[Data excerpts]
···
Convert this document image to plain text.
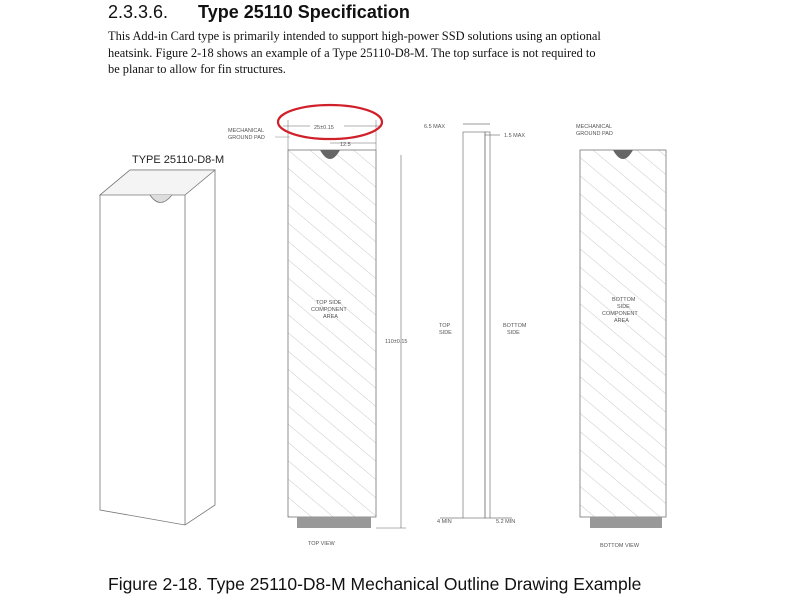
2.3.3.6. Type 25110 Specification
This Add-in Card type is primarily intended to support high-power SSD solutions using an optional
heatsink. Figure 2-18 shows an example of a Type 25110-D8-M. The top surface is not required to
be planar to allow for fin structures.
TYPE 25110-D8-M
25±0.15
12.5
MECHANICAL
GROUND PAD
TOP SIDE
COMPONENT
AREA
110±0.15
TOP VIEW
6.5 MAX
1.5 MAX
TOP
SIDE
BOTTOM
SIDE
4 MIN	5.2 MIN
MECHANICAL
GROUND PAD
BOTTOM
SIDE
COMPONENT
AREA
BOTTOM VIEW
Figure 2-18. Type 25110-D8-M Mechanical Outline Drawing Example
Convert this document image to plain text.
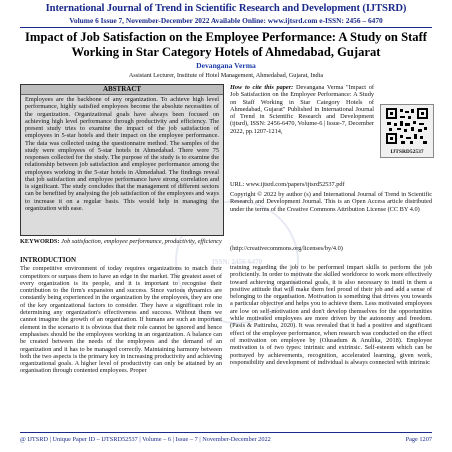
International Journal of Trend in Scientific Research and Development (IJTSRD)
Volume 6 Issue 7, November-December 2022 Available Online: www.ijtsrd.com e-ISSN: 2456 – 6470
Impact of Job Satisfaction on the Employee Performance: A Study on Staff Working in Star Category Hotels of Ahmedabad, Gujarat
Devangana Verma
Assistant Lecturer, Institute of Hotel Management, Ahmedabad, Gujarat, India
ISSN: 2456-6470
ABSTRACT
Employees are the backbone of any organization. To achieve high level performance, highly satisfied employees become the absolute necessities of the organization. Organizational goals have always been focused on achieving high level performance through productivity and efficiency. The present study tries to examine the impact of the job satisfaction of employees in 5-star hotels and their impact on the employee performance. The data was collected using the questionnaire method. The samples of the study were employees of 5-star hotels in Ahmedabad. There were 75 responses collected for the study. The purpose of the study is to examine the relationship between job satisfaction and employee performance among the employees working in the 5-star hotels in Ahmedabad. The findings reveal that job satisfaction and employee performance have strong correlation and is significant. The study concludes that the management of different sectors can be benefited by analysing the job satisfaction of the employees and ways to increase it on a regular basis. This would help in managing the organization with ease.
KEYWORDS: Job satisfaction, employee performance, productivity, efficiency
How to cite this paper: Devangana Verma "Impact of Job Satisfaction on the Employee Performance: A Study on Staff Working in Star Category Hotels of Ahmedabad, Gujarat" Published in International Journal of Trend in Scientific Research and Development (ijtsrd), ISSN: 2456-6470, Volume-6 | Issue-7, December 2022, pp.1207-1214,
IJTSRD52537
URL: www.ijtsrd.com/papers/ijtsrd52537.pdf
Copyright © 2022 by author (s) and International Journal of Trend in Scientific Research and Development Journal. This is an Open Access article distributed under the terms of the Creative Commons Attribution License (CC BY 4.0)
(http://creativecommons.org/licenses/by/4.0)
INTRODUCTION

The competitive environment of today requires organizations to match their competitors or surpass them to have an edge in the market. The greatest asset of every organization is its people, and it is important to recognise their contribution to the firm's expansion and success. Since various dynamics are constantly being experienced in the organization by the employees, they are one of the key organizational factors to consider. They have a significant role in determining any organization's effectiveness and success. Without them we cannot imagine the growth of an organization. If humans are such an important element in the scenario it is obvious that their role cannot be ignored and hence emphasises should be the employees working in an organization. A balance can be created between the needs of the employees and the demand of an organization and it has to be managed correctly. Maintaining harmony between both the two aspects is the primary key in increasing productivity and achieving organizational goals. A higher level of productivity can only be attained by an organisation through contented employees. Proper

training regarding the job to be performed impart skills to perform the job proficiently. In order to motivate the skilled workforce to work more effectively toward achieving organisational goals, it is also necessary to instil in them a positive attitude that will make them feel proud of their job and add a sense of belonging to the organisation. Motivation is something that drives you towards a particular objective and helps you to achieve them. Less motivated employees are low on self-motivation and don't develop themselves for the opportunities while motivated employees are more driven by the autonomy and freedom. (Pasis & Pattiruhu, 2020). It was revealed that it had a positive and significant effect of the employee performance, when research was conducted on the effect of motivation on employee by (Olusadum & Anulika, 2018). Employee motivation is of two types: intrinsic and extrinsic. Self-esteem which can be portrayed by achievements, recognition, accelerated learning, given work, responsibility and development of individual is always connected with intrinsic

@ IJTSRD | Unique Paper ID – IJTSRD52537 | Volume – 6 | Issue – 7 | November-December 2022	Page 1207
···
→ **Problem description**: Reproduce all the records verbatim, excluding images.

→ **Solution to the exercise**:
Convert this document image to plain text.
2.3.3.6. Type 25110 Specification
This Add-in Card type is primarily intended to support high-power SSD solutions using an optional
heatsink. Figure 2-18 shows an example of a Type 25110-D8-M. The top surface is not required to
be planar to allow for fin structures.
TYPE 25110-D8-M
25±0.15
12.5
MECHANICAL
GROUND PAD
TOP SIDE
COMPONENT
AREA
110±0.15
TOP VIEW
6.5 MAX
1.5 MAX
TOP
SIDE
BOTTOM
SIDE
4 MIN	5.2 MIN
MECHANICAL
GROUND PAD
BOTTOM
SIDE
COMPONENT
AREA
BOTTOM VIEW
Figure 2-18. Type 25110-D8-M Mechanical Outline Drawing Example
Convert this document image to plain text.
International Journal of Trend in Scientific Research and Development (IJTSRD)
Volume 6 Issue 7, November-December 2022 Available Online: www.ijtsrd.com e-ISSN: 2456 – 6470
Impact of Job Satisfaction on the Employee Performance: A Study on Staff Working in Star Category Hotels of Ahmedabad, Gujarat
Devangana Verma
Assistant Lecturer, Institute of Hotel Management, Ahmedabad, Gujarat, India
ISSN: 2456-6470
ABSTRACT
Employees are the backbone of any organization. To achieve high level performance, highly satisfied employees become the absolute necessities of the organization. Organizational goals have always been focused on achieving high level performance through productivity and efficiency. The present study tries to examine the impact of the job satisfaction of employees in 5-star hotels and their impact on the employee performance. The data was collected using the questionnaire method. The samples of the study were employees of 5-star hotels in Ahmedabad. There were 75 responses collected for the study. The purpose of the study is to examine the relationship between job satisfaction and employee performance among the employees working in the 5-star hotels in Ahmedabad. The findings reveal that job satisfaction and employee performance have strong correlation and is significant. The study concludes that the management of different sectors can be benefited by analysing the job satisfaction of the employees and ways to increase it on a regular basis. This would help in managing the organization with ease.
KEYWORDS: Job satisfaction, employee performance, productivity, efficiency
How to cite this paper: Devangana Verma "Impact of Job Satisfaction on the Employee Performance: A Study on Staff Working in Star Category Hotels of Ahmedabad, Gujarat" Published in International Journal of Trend in Scientific Research and Development (ijtsrd), ISSN: 2456-6470, Volume-6 | Issue-7, December 2022, pp.1207-1214,
IJTSRD52537
URL: www.ijtsrd.com/papers/ijtsrd52537.pdf
Copyright © 2022 by author (s) and International Journal of Trend in Scientific Research and Development Journal. This is an Open Access article distributed under the terms of the Creative Commons Attribution License (CC BY 4.0)
(http://creativecommons.org/licenses/by/4.0)
INTRODUCTION

The competitive environment of today requires organizations to match their competitors or surpass them to have an edge in the market. The greatest asset of every organization is its people, and it is important to recognise their contribution to the firm's expansion and success. Since various dynamics are constantly being experienced in the organization by the employees, they are one of the key organizational factors to consider. They have a significant role in determining any organization's effectiveness and success. Without them we cannot imagine the growth of an organization. If humans are such an important element in the scenario it is obvious that their role cannot be ignored and hence emphasises should be the employees working in an organization. A balance can be created between the needs of the employees and the demand of an organization and it has to be managed correctly. Maintaining harmony between both the two aspects is the primary key in increasing productivity and achieving organizational goals. A higher level of productivity can only be attained by an organisation through contented employees. Proper

training regarding the job to be performed impart skills to perform the job proficiently. In order to motivate the skilled workforce to work more effectively toward achieving organisational goals, it is also necessary to instil in them a positive attitude that will make them feel proud of their job and add a sense of belonging to the organisation. Motivation is something that drives you towards a particular objective and helps you to achieve them. Less motivated employees are low on self-motivation and don't develop themselves for the opportunities while motivated employees are more driven by the autonomy and freedom. (Pasis & Pattiruhu, 2020). It was revealed that it had a positive and significant effect of the employee performance, when research was conducted on the effect of motivation on employee by (Olusadum & Anulika, 2018). Employee motivation is of two types: intrinsic and extrinsic. Self-esteem which can be portrayed by achievements, recognition, accelerated learning, given work, responsibility and development of individual is always connected with intrinsic

@ IJTSRD | Unique Paper ID – IJTSRD52537 | Volume – 6 | Issue – 7 | November-December 2022	Page 1207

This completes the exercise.